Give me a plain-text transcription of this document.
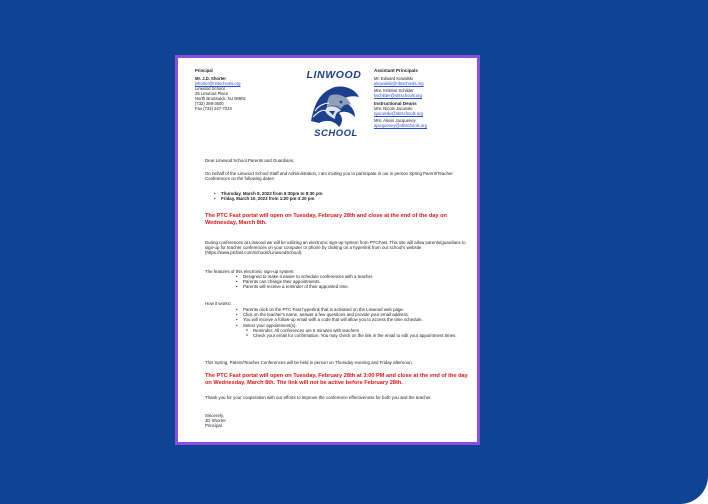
Principal
Mr. J.D. Shorter
jshorter@nbtschools.org
Linwood School
25 Linwood Place
North Brunswick, NJ 08902
(732) 289-3600
Fax (732) 247-7033
LINWOOD
SCHOOL
Assistant Principals
Mr. Edward Kowalski
ekowalski@nbtschools.org
Mrs. Kristine Schilder
kschilder@nbtschools.org
Instructional Deans
Mrs. Nicole Jacunski
njacunski@nbtschools.org
Mrs. Alexis Jacqueney
ajacqueney@nbtschools.org
Dear Linwood School Parents and Guardians,
On behalf of the Linwood School Staff and Administration, I am inviting you to participate in our in person Spring Parent/Teacher Conferences on the following dates:
• Thursday, March 9, 2023 from 6:30pm to 8:30 pm
• Friday, March 10, 2023 from 1:20 pm-3:20 pm
The PTC Fast portal will open on Tuesday, February 28th and close at the end of the day on Wednesday, March 8th.
During conferences at Linwood we will be utilizing an electronic sign-up system from PTCFast. This site will allow parents/guardians to sign-up for teacher conferences on your computer or phone by clicking on a hyperlink from our school's website (https://www.ptcfast.com/schools/LinwoodSchool).
The features of this electronic sign-up system:
• Designed to make it easier to schedule conferences with a teacher.
• Parents can change their appointments.
• Parents will receive a reminder of their appointed time.
How it works:
• Parents click on the PTC Fast hyperlink that is activated on the Linwood web page.
• Click on the teacher's name, answer a few questions and provide your email address.
• You will receive a follow-up email with a code that will allow you to access the time schedule.
• Select your appointment(s).
o Reminder: All conferences are 5 minutes with teachers
o Check your email for confirmation. You may check on the link in the email to edit your appointment times.
This Spring, Parent/Teacher Conferences will be held in person on Thursday evening and Friday afternoon.
The PTC Fast portal will open on Tuesday, February 28th at 3:00 PM and close at the end of the day on Wednesday, March 8th. The link will not be active before February 28th.
Thank you for your cooperation with our efforts to improve the conference effectiveness for both you and the teacher.
Sincerely,
JD Shorter
Principal
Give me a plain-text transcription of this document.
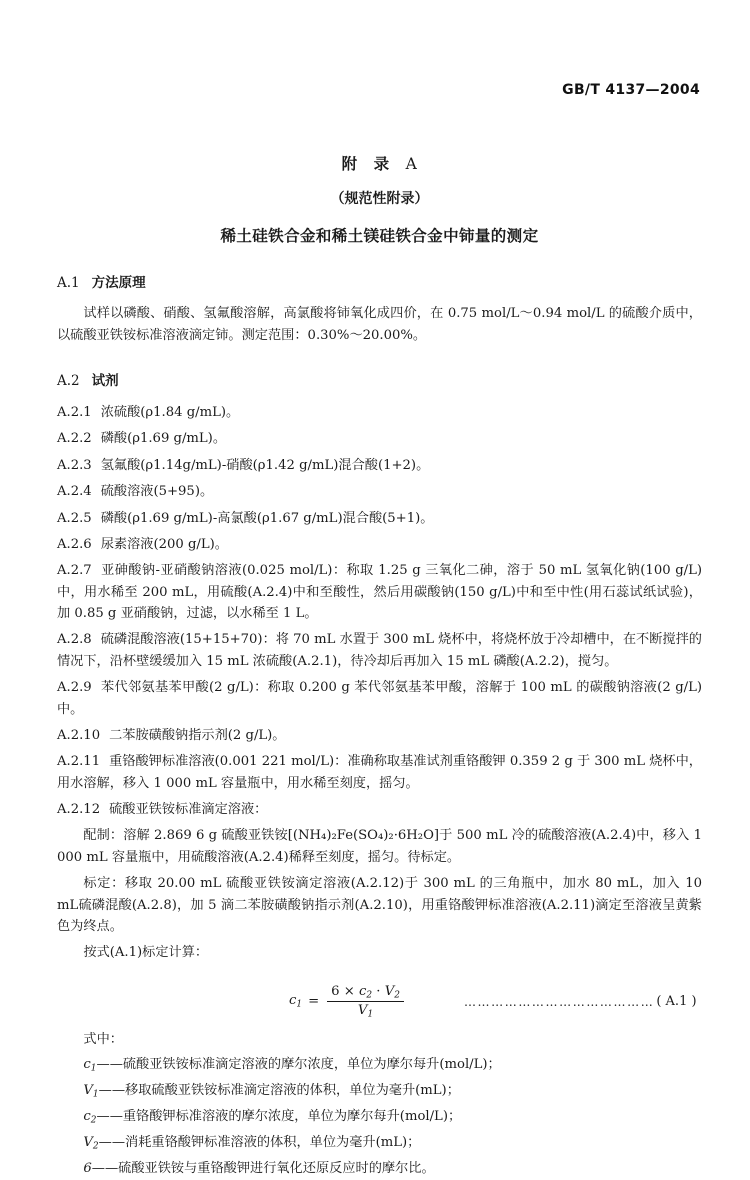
GB/T 4137—2004
附 录 A
（规范性附录）
稀土硅铁合金和稀土镁硅铁合金中铈量的测定
A.1 方法原理

试样以磷酸、硝酸、氢氟酸溶解，高氯酸将铈氧化成四价，在 0.75 mol/L～0.94 mol/L 的硫酸介质中，以硫酸亚铁铵标准溶液滴定铈。测定范围：0.30%～20.00%。

A.2 试剂

A.2.1 浓硫酸(ρ1.84 g/mL)。

A.2.2 磷酸(ρ1.69 g/mL)。

A.2.3 氢氟酸(ρ1.14g/mL)-硝酸(ρ1.42 g/mL)混合酸(1+2)。

A.2.4 硫酸溶液(5+95)。

A.2.5 磷酸(ρ1.69 g/mL)-高氯酸(ρ1.67 g/mL)混合酸(5+1)。

A.2.6 尿素溶液(200 g/L)。

A.2.7 亚砷酸钠-亚硝酸钠溶液(0.025 mol/L)：称取 1.25 g 三氧化二砷，溶于 50 mL 氢氧化钠(100 g/L)中，用水稀至 200 mL，用硫酸(A.2.4)中和至酸性，然后用碳酸钠(150 g/L)中和至中性(用石蕊试纸试验)，加 0.85 g 亚硝酸钠，过滤，以水稀至 1 L。

A.2.8 硫磷混酸溶液(15+15+70)：将 70 mL 水置于 300 mL 烧杯中，将烧杯放于冷却槽中，在不断搅拌的情况下，沿杯壁缓缓加入 15 mL 浓硫酸(A.2.1)，待冷却后再加入 15 mL 磷酸(A.2.2)，搅匀。

A.2.9 苯代邻氨基苯甲酸(2 g/L)：称取 0.200 g 苯代邻氨基苯甲酸，溶解于 100 mL 的碳酸钠溶液(2 g/L)中。

A.2.10 二苯胺磺酸钠指示剂(2 g/L)。

A.2.11 重铬酸钾标准溶液(0.001 221 mol/L)：准确称取基准试剂重铬酸钾 0.359 2 g 于 300 mL 烧杯中，用水溶解，移入 1 000 mL 容量瓶中，用水稀至刻度，摇匀。

A.2.12 硫酸亚铁铵标准滴定溶液：

配制：溶解 2.869 6 g 硫酸亚铁铵[(NH₄)₂Fe(SO₄)₂·6H₂O]于 500 mL 冷的硫酸溶液(A.2.4)中，移入 1 000 mL 容量瓶中，用硫酸溶液(A.2.4)稀释至刻度，摇匀。待标定。

标定：移取 20.00 mL 硫酸亚铁铵滴定溶液(A.2.12)于 300 mL 的三角瓶中，加水 80 mL，加入 10 mL硫磷混酸(A.2.8)，加 5 滴二苯胺磺酸钠指示剂(A.2.10)，用重铬酸钾标准溶液(A.2.11)滴定至溶液呈黄紫色为终点。

按式(A.1)标定计算：

$c_1 = \frac{6 \times c_2 \cdot V_2}{V_1}$	…………………………………… ( A.1 )

式中：

$c_1——$硫酸亚铁铵标准滴定溶液的摩尔浓度，单位为摩尔每升(mol/L)；
$V_1——$移取硫酸亚铁铵标准滴定溶液的体积，单位为毫升(mL)；
$c_2——$重铬酸钾标准溶液的摩尔浓度，单位为摩尔每升(mol/L)；
$V_2——$消耗重铬酸钾标准溶液的体积，单位为毫升(mL)；
6——硫酸亚铁铵与重铬酸钾进行氧化还原反应时的摩尔比。
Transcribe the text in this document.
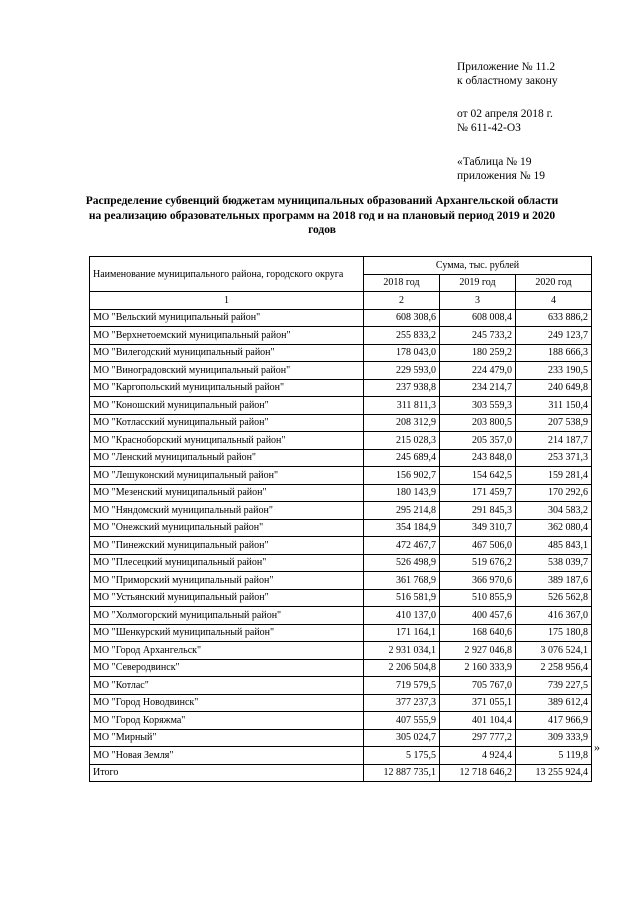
Приложение № 11.2
к областному закону
от 02 апреля 2018 г.
№ 611-42-ОЗ
«Таблица № 19
приложения № 19
Распределение субвенций бюджетам муниципальных образований Архангельской области на реализацию образовательных программ на 2018 год и на плановый период 2019 и 2020 годов
Наименование муниципального района, городского округа	Сумма, тыс. рублей		
	2018 год	2019 год	2020 год
1	2	3	4
МО "Вельский муниципальный район"	608 308,6	608 008,4	633 886,2
МО "Верхнетоемский муниципальный район"	255 833,2	245 733,2	249 123,7
МО "Вилегодский муниципальный район"	178 043,0	180 259,2	188 666,3
МО "Виноградовский муниципальный район"	229 593,0	224 479,0	233 190,5
МО "Каргопольский муниципальный район"	237 938,8	234 214,7	240 649,8
МО "Коношский муниципальный район"	311 811,3	303 559,3	311 150,4
МО "Котласский муниципальный район"	208 312,9	203 800,5	207 538,9
МО "Красноборский муниципальный район"	215 028,3	205 357,0	214 187,7
МО "Ленский муниципальный район"	245 689,4	243 848,0	253 371,3
МО "Лешуконский муниципальный район"	156 902,7	154 642,5	159 281,4
МО "Мезенский муниципальный район"	180 143,9	171 459,7	170 292,6
МО "Няндомский муниципальный район"	295 214,8	291 845,3	304 583,2
МО "Онежский муниципальный район"	354 184,9	349 310,7	362 080,4
МО "Пинежский муниципальный район"	472 467,7	467 506,0	485 843,1
МО "Плесецкий муниципальный район"	526 498,9	519 676,2	538 039,7
МО "Приморский муниципальный район"	361 768,9	366 970,6	389 187,6
МО "Устьянский муниципальный район"	516 581,9	510 855,9	526 562,8
МО "Холмогорский муниципальный район"	410 137,0	400 457,6	416 367,0
МО "Шенкурский муниципальный район"	171 164,1	168 640,6	175 180,8
МО "Город Архангельск"	2 931 034,1	2 927 046,8	3 076 524,1
МО "Северодвинск"	2 206 504,8	2 160 333,9	2 258 956,4
МО "Котлас"	719 579,5	705 767,0	739 227,5
МО "Город Новодвинск"	377 237,3	371 055,1	389 612,4
МО "Город Коряжма"	407 555,9	401 104,4	417 966,9
МО "Мирный"	305 024,7	297 777,2	309 333,9
МО "Новая Земля"	5 175,5	4 924,4	5 119,8
Итого	12 887 735,1	12 718 646,2	13 255 924,4
»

## Directions for this task
Transcribe the material exactly, and leave out whatever pictures it holds.

## Task answer
Give me a plain-text transcription of this document.
Principal
Mr. J.D. Shorter
jshorter@nbtschools.org
Linwood School
25 Linwood Place
North Brunswick, NJ 08902
(732) 289-3600
Fax (732) 247-7033
LINWOOD
SCHOOL
Assistant Principals
Mr. Edward Kowalski
ekowalski@nbtschools.org
Mrs. Kristine Schilder
kschilder@nbtschools.org
Instructional Deans
Mrs. Nicole Jacunski
njacunski@nbtschools.org
Mrs. Alexis Jacqueney
ajacqueney@nbtschools.org
Dear Linwood School Parents and Guardians,
On behalf of the Linwood School Staff and Administration, I am inviting you to participate in our in person Spring Parent/Teacher Conferences on the following dates:
• Thursday, March 9, 2023 from 6:30pm to 8:30 pm
• Friday, March 10, 2023 from 1:20 pm-3:20 pm
The PTC Fast portal will open on Tuesday, February 28th and close at the end of the day on Wednesday, March 8th.
During conferences at Linwood we will be utilizing an electronic sign-up system from PTCFast. This site will allow parents/guardians to sign-up for teacher conferences on your computer or phone by clicking on a hyperlink from our school's website (https://www.ptcfast.com/schools/LinwoodSchool).
The features of this electronic sign-up system:
• Designed to make it easier to schedule conferences with a teacher.
• Parents can change their appointments.
• Parents will receive a reminder of their appointed time.
How it works:
• Parents click on the PTC Fast hyperlink that is activated on the Linwood web page.
• Click on the teacher's name, answer a few questions and provide your email address.
• You will receive a follow-up email with a code that will allow you to access the time schedule.
• Select your appointment(s).
o Reminder: All conferences are 5 minutes with teachers
o Check your email for confirmation. You may check on the link in the email to edit your appointment times.
This Spring, Parent/Teacher Conferences will be held in person on Thursday evening and Friday afternoon.
The PTC Fast portal will open on Tuesday, February 28th at 3:00 PM and close at the end of the day on Wednesday, March 8th. The link will not be active before February 28th.
Thank you for your cooperation with our efforts to improve the conference effectiveness for both you and the teacher.
Sincerely,
JD Shorter
Principal
Give me a plain-text transcription of this document.
GB/T 4137—2004
附 录 A
（规范性附录）
稀土硅铁合金和稀土镁硅铁合金中铈量的测定
A.1 方法原理

试样以磷酸、硝酸、氢氟酸溶解，高氯酸将铈氧化成四价，在 0.75 mol/L～0.94 mol/L 的硫酸介质中，以硫酸亚铁铵标准溶液滴定铈。测定范围：0.30%～20.00%。

A.2 试剂

A.2.1 浓硫酸(ρ1.84 g/mL)。

A.2.2 磷酸(ρ1.69 g/mL)。

A.2.3 氢氟酸(ρ1.14g/mL)-硝酸(ρ1.42 g/mL)混合酸(1+2)。

A.2.4 硫酸溶液(5+95)。

A.2.5 磷酸(ρ1.69 g/mL)-高氯酸(ρ1.67 g/mL)混合酸(5+1)。

A.2.6 尿素溶液(200 g/L)。

A.2.7 亚砷酸钠-亚硝酸钠溶液(0.025 mol/L)：称取 1.25 g 三氧化二砷，溶于 50 mL 氢氧化钠(100 g/L)中，用水稀至 200 mL，用硫酸(A.2.4)中和至酸性，然后用碳酸钠(150 g/L)中和至中性(用石蕊试纸试验)，加 0.85 g 亚硝酸钠，过滤，以水稀至 1 L。

A.2.8 硫磷混酸溶液(15+15+70)：将 70 mL 水置于 300 mL 烧杯中，将烧杯放于冷却槽中，在不断搅拌的情况下，沿杯壁缓缓加入 15 mL 浓硫酸(A.2.1)，待冷却后再加入 15 mL 磷酸(A.2.2)，搅匀。

A.2.9 苯代邻氨基苯甲酸(2 g/L)：称取 0.200 g 苯代邻氨基苯甲酸，溶解于 100 mL 的碳酸钠溶液(2 g/L)中。

A.2.10 二苯胺磺酸钠指示剂(2 g/L)。

A.2.11 重铬酸钾标准溶液(0.001 221 mol/L)：准确称取基准试剂重铬酸钾 0.359 2 g 于 300 mL 烧杯中，用水溶解，移入 1 000 mL 容量瓶中，用水稀至刻度，摇匀。

A.2.12 硫酸亚铁铵标准滴定溶液：

配制：溶解 2.869 6 g 硫酸亚铁铵[(NH₄)₂Fe(SO₄)₂·6H₂O]于 500 mL 冷的硫酸溶液(A.2.4)中，移入 1 000 mL 容量瓶中，用硫酸溶液(A.2.4)稀释至刻度，摇匀。待标定。

标定：移取 20.00 mL 硫酸亚铁铵滴定溶液(A.2.12)于 300 mL 的三角瓶中，加水 80 mL，加入 10 mL硫磷混酸(A.2.8)，加 5 滴二苯胺磺酸钠指示剂(A.2.10)，用重铬酸钾标准溶液(A.2.11)滴定至溶液呈黄紫色为终点。

按式(A.1)标定计算：

$c_1 = \frac{6 \times c_2 \cdot V_2}{V_1}$	…………………………………… ( A.1 )

式中：

$c_1——$硫酸亚铁铵标准滴定溶液的摩尔浓度，单位为摩尔每升(mol/L)；
$V_1——$移取硫酸亚铁铵标准滴定溶液的体积，单位为毫升(mL)；
$c_2——$重铬酸钾标准溶液的摩尔浓度，单位为摩尔每升(mol/L)；
$V_2——$消耗重铬酸钾标准溶液的体积，单位为毫升(mL)；
6——硫酸亚铁铵与重铬酸钾进行氧化还原反应时的摩尔比。
Transcribe the text in this document.
Приложение № 11.2
к областному закону
от 02 апреля 2018 г.
№ 611-42-ОЗ
«Таблица № 19
приложения № 19
Распределение субвенций бюджетам муниципальных образований Архангельской области на реализацию образовательных программ на 2018 год и на плановый период 2019 и 2020 годов
Наименование муниципального района, городского округа	Сумма, тыс. рублей		
	2018 год	2019 год	2020 год
1	2	3	4
МО "Вельский муниципальный район"	608 308,6	608 008,4	633 886,2
МО "Верхнетоемский муниципальный район"	255 833,2	245 733,2	249 123,7
МО "Вилегодский муниципальный район"	178 043,0	180 259,2	188 666,3
МО "Виноградовский муниципальный район"	229 593,0	224 479,0	233 190,5
МО "Каргопольский муниципальный район"	237 938,8	234 214,7	240 649,8
МО "Коношский муниципальный район"	311 811,3	303 559,3	311 150,4
МО "Котласский муниципальный район"	208 312,9	203 800,5	207 538,9
МО "Красноборский муниципальный район"	215 028,3	205 357,0	214 187,7
МО "Ленский муниципальный район"	245 689,4	243 848,0	253 371,3
МО "Лешуконский муниципальный район"	156 902,7	154 642,5	159 281,4
МО "Мезенский муниципальный район"	180 143,9	171 459,7	170 292,6
МО "Няндомский муниципальный район"	295 214,8	291 845,3	304 583,2
МО "Онежский муниципальный район"	354 184,9	349 310,7	362 080,4
МО "Пинежский муниципальный район"	472 467,7	467 506,0	485 843,1
МО "Плесецкий муниципальный район"	526 498,9	519 676,2	538 039,7
МО "Приморский муниципальный район"	361 768,9	366 970,6	389 187,6
МО "Устьянский муниципальный район"	516 581,9	510 855,9	526 562,8
МО "Холмогорский муниципальный район"	410 137,0	400 457,6	416 367,0
МО "Шенкурский муниципальный район"	171 164,1	168 640,6	175 180,8
МО "Город Архангельск"	2 931 034,1	2 927 046,8	3 076 524,1
МО "Северодвинск"	2 206 504,8	2 160 333,9	2 258 956,4
МО "Котлас"	719 579,5	705 767,0	739 227,5
МО "Город Новодвинск"	377 237,3	371 055,1	389 612,4
МО "Город Коряжма"	407 555,9	401 104,4	417 966,9
МО "Мирный"	305 024,7	297 777,2	309 333,9
МО "Новая Земля"	5 175,5	4 924,4	5 119,8
Итого	12 887 735,1	12 718 646,2	13 255 924,4
»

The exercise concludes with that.